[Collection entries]
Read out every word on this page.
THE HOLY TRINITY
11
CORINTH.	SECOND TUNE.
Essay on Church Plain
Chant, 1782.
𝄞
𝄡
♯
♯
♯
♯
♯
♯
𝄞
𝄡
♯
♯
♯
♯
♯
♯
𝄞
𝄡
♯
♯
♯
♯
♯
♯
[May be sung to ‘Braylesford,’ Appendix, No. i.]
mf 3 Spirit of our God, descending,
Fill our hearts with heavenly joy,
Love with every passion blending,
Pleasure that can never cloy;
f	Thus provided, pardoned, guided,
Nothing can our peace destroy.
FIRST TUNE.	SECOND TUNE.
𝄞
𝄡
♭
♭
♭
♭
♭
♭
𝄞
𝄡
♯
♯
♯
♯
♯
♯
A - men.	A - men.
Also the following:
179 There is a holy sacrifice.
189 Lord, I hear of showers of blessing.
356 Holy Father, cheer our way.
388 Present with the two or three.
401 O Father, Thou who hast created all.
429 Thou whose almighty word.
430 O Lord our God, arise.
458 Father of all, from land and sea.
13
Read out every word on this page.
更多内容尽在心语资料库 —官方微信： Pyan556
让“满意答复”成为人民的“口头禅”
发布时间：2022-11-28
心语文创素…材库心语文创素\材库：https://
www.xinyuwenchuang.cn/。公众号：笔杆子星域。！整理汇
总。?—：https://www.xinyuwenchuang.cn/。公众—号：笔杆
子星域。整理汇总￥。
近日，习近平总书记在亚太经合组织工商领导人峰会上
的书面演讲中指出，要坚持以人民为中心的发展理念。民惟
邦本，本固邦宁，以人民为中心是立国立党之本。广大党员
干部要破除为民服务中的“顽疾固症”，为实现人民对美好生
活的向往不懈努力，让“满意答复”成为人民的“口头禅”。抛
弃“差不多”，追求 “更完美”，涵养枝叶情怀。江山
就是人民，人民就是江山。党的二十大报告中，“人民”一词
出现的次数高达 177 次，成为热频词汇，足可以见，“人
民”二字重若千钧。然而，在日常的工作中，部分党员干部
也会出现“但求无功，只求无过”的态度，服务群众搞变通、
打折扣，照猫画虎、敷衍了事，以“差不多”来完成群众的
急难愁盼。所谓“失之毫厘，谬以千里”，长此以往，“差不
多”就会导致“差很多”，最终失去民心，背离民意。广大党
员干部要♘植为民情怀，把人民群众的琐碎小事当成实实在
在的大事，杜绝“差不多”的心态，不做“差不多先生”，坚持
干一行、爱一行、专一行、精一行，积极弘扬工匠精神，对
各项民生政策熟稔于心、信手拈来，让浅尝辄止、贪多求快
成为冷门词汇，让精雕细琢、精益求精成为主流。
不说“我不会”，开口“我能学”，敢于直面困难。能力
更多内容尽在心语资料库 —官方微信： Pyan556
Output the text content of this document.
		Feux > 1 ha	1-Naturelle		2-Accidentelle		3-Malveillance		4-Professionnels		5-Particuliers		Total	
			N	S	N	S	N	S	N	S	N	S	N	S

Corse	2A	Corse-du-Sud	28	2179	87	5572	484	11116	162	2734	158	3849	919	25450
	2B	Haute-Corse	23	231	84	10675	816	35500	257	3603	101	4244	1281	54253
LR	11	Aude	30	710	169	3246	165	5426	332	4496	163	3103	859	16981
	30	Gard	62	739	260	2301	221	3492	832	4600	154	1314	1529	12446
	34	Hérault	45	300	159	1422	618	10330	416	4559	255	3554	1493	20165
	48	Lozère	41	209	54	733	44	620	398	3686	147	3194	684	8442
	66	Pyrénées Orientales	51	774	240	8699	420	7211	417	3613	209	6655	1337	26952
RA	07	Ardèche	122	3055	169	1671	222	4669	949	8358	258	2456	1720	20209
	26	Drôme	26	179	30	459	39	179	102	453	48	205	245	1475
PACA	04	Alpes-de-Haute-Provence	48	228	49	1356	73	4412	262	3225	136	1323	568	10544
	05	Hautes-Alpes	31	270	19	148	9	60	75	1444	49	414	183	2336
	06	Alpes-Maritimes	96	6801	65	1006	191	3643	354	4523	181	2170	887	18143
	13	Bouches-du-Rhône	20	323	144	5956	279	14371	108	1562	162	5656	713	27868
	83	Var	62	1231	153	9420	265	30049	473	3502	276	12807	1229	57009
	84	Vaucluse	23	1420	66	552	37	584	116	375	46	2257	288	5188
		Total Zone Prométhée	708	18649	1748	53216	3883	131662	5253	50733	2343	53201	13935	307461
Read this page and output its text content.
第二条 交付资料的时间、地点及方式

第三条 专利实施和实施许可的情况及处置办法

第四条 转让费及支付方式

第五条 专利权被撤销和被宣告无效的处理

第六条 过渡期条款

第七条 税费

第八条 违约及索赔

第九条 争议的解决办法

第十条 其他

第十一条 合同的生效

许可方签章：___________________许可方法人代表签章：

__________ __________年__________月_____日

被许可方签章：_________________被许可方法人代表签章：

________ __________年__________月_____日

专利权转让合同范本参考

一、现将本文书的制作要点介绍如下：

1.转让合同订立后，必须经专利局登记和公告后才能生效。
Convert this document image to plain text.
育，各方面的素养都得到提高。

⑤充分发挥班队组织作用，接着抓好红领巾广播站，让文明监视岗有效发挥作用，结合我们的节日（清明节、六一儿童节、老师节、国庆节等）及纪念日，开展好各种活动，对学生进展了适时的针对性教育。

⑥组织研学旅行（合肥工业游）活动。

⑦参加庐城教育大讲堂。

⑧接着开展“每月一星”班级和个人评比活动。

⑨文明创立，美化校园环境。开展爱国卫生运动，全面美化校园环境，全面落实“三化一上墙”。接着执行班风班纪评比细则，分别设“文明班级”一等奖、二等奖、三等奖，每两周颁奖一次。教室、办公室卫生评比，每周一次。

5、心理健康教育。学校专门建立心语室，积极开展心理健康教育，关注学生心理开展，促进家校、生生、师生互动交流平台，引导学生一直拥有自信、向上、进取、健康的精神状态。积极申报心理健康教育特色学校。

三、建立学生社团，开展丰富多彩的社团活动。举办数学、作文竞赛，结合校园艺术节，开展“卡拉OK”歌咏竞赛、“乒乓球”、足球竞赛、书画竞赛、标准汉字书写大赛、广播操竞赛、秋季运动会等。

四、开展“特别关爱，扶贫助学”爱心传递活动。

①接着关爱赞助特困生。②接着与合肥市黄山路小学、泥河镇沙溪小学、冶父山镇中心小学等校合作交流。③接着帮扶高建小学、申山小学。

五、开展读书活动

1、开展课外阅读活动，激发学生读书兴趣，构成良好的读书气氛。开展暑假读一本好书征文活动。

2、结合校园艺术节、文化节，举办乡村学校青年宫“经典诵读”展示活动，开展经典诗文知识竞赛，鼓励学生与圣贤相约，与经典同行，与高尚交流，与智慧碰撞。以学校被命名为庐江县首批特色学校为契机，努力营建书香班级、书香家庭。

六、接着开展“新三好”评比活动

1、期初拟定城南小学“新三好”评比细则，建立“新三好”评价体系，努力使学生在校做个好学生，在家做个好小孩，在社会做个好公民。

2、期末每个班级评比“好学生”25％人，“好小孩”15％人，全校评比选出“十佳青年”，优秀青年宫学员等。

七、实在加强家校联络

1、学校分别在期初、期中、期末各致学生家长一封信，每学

Aim -
From the data, list each line in which the string "Corse" appears.

Solved exercise -
Corse	2A	Corse-du-Sud	28	2179	87	5572	484	11116	162	2734	158	3849	919	25450
	2B	Haute-Corse	23	231	84	10675	816	35500	257	3603	101	4244	1281	54253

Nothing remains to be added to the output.